----- RECORDS FOR THIS TASK

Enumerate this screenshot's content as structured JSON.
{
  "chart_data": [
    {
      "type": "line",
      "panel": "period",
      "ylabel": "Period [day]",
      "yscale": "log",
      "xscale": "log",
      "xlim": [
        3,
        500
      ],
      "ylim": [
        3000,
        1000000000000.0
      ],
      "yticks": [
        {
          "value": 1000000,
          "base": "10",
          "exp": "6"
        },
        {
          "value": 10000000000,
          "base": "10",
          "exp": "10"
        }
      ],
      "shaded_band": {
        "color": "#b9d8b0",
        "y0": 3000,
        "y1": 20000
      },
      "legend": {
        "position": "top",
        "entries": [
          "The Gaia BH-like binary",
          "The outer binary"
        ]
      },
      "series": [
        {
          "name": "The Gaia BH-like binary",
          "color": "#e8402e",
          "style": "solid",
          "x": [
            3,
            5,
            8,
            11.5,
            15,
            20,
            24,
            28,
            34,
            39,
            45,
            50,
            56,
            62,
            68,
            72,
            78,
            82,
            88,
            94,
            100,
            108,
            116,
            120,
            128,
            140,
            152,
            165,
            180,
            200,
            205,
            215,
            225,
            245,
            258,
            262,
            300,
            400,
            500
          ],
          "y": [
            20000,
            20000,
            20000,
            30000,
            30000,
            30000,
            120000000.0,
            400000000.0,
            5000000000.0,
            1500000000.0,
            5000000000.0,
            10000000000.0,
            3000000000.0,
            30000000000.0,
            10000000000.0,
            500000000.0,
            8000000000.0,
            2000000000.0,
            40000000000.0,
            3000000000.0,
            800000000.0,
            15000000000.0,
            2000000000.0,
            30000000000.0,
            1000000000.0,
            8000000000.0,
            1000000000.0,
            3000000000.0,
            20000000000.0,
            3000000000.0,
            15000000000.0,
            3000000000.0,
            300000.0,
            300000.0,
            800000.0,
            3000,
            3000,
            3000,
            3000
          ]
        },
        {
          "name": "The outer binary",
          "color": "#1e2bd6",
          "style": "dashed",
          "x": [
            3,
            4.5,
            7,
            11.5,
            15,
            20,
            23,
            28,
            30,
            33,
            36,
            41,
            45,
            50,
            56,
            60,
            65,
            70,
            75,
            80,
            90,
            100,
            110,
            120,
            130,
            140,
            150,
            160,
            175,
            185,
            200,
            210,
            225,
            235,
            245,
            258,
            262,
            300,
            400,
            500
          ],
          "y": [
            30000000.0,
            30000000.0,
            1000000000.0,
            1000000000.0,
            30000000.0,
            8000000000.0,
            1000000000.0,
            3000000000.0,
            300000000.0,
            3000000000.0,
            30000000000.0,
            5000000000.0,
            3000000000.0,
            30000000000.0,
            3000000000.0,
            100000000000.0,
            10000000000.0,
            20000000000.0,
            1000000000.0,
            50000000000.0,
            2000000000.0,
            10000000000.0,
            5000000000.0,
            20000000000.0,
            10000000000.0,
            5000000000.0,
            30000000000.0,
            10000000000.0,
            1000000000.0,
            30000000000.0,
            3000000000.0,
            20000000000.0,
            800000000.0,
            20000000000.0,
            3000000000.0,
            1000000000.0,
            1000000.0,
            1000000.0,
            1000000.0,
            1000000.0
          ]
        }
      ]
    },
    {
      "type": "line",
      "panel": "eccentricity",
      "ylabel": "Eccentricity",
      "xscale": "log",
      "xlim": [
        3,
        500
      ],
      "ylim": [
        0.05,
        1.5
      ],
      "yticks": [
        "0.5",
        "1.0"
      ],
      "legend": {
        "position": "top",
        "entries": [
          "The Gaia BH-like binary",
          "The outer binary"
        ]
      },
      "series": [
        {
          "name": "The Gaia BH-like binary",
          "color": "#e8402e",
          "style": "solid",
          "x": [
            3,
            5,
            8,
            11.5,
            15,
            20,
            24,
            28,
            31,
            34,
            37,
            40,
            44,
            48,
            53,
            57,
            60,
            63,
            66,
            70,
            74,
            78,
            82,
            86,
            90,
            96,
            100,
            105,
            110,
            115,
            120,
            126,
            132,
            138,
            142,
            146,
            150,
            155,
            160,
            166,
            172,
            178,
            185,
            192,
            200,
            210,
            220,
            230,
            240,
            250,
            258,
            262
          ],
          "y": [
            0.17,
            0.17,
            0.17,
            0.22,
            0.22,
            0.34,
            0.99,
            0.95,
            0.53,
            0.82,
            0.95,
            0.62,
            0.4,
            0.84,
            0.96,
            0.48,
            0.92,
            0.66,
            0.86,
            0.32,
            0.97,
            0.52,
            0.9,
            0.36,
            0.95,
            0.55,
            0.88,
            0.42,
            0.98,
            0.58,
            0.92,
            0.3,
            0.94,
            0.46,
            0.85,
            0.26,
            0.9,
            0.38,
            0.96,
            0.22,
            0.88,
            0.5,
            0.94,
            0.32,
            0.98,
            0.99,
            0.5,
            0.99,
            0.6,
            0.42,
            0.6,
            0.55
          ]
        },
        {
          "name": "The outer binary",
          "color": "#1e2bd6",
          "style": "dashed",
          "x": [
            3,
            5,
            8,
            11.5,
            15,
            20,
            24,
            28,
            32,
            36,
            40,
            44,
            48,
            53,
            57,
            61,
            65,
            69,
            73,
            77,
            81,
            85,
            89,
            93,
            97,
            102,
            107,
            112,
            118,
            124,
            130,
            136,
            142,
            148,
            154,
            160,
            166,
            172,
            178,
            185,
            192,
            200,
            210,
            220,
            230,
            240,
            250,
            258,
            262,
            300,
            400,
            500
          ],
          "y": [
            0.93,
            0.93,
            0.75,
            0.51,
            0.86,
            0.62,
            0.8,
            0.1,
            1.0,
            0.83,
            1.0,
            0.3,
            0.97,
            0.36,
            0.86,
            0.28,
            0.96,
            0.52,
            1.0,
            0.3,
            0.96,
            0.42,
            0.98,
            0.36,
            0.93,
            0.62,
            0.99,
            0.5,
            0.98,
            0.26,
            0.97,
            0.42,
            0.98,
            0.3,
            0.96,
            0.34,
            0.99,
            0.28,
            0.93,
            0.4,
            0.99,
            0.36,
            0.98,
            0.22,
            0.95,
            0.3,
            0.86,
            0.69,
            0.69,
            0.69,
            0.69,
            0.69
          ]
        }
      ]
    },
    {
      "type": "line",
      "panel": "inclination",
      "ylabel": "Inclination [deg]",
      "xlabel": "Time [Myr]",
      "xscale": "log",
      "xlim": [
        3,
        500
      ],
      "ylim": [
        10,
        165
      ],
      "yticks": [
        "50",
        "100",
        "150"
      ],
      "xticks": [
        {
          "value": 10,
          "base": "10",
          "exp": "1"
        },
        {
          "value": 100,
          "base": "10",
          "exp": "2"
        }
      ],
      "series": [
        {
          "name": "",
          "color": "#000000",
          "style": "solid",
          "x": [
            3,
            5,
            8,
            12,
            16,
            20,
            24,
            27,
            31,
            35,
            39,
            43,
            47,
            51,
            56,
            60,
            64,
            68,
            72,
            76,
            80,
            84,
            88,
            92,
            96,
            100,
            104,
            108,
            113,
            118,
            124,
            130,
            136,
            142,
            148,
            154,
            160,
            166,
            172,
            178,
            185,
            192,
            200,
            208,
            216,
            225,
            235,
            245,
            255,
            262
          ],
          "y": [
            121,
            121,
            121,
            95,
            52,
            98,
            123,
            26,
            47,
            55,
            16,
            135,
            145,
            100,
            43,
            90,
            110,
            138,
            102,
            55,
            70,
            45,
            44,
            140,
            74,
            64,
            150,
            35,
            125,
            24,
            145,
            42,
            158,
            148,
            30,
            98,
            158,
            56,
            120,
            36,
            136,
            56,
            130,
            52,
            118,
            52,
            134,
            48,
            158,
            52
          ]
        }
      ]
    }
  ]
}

----------

Which lines above contain the word "value"? Copy each of them.

          "value": 1000000,
          "value": 10000000000,
          "value": 10,
          "value": 100,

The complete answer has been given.